* [What is needed]
Print every line of the data below verbatim, keeping each character, coordinate, and the line order unchanged.

* [Given data]
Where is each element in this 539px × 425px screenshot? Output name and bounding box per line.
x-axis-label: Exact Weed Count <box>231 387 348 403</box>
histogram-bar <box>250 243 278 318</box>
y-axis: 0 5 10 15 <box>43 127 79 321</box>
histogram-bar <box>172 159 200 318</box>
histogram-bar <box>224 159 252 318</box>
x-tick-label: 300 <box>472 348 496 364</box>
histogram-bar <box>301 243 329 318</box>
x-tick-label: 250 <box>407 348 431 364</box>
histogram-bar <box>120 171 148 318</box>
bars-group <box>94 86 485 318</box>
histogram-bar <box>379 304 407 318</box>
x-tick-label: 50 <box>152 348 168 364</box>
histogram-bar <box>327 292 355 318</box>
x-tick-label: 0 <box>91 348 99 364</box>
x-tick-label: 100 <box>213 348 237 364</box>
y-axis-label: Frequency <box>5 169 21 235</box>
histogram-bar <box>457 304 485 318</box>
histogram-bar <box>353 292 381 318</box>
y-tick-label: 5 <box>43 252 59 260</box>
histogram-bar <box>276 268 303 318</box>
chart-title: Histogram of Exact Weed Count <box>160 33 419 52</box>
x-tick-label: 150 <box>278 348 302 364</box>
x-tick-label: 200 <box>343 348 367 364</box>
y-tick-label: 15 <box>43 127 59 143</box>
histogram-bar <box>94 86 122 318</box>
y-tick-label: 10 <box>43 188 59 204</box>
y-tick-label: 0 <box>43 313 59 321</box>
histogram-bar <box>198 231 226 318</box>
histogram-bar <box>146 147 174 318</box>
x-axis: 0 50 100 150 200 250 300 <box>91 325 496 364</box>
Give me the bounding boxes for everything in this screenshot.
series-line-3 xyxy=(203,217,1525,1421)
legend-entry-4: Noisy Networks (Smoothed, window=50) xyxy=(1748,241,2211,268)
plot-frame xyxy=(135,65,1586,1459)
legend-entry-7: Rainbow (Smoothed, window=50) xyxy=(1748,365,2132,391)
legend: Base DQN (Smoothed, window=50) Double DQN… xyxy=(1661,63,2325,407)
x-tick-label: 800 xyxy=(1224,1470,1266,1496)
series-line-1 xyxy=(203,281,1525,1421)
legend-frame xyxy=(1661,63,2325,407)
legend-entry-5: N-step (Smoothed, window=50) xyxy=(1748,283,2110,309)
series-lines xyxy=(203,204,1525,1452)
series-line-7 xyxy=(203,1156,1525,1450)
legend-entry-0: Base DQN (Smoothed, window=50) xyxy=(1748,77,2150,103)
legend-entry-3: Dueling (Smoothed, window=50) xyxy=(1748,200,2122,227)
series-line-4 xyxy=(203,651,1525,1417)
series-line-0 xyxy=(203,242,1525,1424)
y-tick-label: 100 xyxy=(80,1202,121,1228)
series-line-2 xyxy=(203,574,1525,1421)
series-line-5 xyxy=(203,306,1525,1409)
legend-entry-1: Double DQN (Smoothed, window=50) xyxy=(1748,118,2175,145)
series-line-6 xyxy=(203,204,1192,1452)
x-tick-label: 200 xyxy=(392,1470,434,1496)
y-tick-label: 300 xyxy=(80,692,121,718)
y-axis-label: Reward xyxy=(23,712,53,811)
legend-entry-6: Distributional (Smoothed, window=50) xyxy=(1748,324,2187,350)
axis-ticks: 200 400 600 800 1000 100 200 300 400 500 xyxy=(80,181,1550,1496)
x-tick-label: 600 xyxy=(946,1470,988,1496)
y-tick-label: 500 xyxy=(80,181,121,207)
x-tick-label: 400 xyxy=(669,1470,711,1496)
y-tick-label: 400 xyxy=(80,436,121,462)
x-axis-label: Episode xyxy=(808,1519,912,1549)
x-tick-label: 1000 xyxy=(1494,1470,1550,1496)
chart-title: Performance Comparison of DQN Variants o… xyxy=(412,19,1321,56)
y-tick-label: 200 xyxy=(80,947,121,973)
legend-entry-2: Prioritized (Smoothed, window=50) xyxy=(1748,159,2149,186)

* [Final answer]
Where is each element in this 539px × 425px screenshot? Output name and bounding box per line.
x-axis-label: Exact Weed Count <box>231 387 348 403</box>
histogram-bar <box>250 243 278 318</box>
y-axis: 0 5 10 15 <box>43 127 79 321</box>
histogram-bar <box>172 159 200 318</box>
histogram-bar <box>224 159 252 318</box>
x-tick-label: 300 <box>472 348 496 364</box>
histogram-bar <box>301 243 329 318</box>
x-tick-label: 250 <box>407 348 431 364</box>
histogram-bar <box>120 171 148 318</box>
bars-group <box>94 86 485 318</box>
histogram-bar <box>379 304 407 318</box>
x-tick-label: 50 <box>152 348 168 364</box>
histogram-bar <box>327 292 355 318</box>
x-tick-label: 0 <box>91 348 99 364</box>
x-tick-label: 100 <box>213 348 237 364</box>
y-axis-label: Frequency <box>5 169 21 235</box>
histogram-bar <box>457 304 485 318</box>
histogram-bar <box>353 292 381 318</box>
y-tick-label: 5 <box>43 252 59 260</box>
histogram-bar <box>276 268 303 318</box>
chart-title: Histogram of Exact Weed Count <box>160 33 419 52</box>
x-tick-label: 150 <box>278 348 302 364</box>
x-tick-label: 200 <box>343 348 367 364</box>
y-tick-label: 15 <box>43 127 59 143</box>
histogram-bar <box>94 86 122 318</box>
y-tick-label: 10 <box>43 188 59 204</box>
y-tick-label: 0 <box>43 313 59 321</box>
histogram-bar <box>198 231 226 318</box>
histogram-bar <box>146 147 174 318</box>
x-axis: 0 50 100 150 200 250 300 <box>91 325 496 364</box>
Give me the bounding boxes for everything in this screenshot.
series-line-3 xyxy=(203,217,1525,1421)
legend-entry-4: Noisy Networks (Smoothed, window=50) xyxy=(1748,241,2211,268)
plot-frame xyxy=(135,65,1586,1459)
legend-entry-7: Rainbow (Smoothed, window=50) xyxy=(1748,365,2132,391)
legend: Base DQN (Smoothed, window=50) Double DQN… xyxy=(1661,63,2325,407)
x-tick-label: 800 xyxy=(1224,1470,1266,1496)
series-line-1 xyxy=(203,281,1525,1421)
legend-frame xyxy=(1661,63,2325,407)
legend-entry-5: N-step (Smoothed, window=50) xyxy=(1748,283,2110,309)
series-lines xyxy=(203,204,1525,1452)
series-line-7 xyxy=(203,1156,1525,1450)
legend-entry-0: Base DQN (Smoothed, window=50) xyxy=(1748,77,2150,103)
legend-entry-3: Dueling (Smoothed, window=50) xyxy=(1748,200,2122,227)
series-line-4 xyxy=(203,651,1525,1417)
series-line-0 xyxy=(203,242,1525,1424)
y-tick-label: 100 xyxy=(80,1202,121,1228)
series-line-2 xyxy=(203,574,1525,1421)
series-line-5 xyxy=(203,306,1525,1409)
legend-entry-1: Double DQN (Smoothed, window=50) xyxy=(1748,118,2175,145)
series-line-6 xyxy=(203,204,1192,1452)
x-tick-label: 200 xyxy=(392,1470,434,1496)
y-tick-label: 300 xyxy=(80,692,121,718)
y-axis-label: Reward xyxy=(23,712,53,811)
legend-entry-6: Distributional (Smoothed, window=50) xyxy=(1748,324,2187,350)
axis-ticks: 200 400 600 800 1000 100 200 300 400 500 xyxy=(80,181,1550,1496)
x-tick-label: 600 xyxy=(946,1470,988,1496)
y-tick-label: 500 xyxy=(80,181,121,207)
x-tick-label: 400 xyxy=(669,1470,711,1496)
y-tick-label: 400 xyxy=(80,436,121,462)
x-axis-label: Episode xyxy=(808,1519,912,1549)
x-tick-label: 1000 xyxy=(1494,1470,1550,1496)
chart-title: Performance Comparison of DQN Variants o… xyxy=(412,19,1321,56)
y-tick-label: 200 xyxy=(80,947,121,973)
legend-entry-2: Prioritized (Smoothed, window=50) xyxy=(1748,159,2149,186)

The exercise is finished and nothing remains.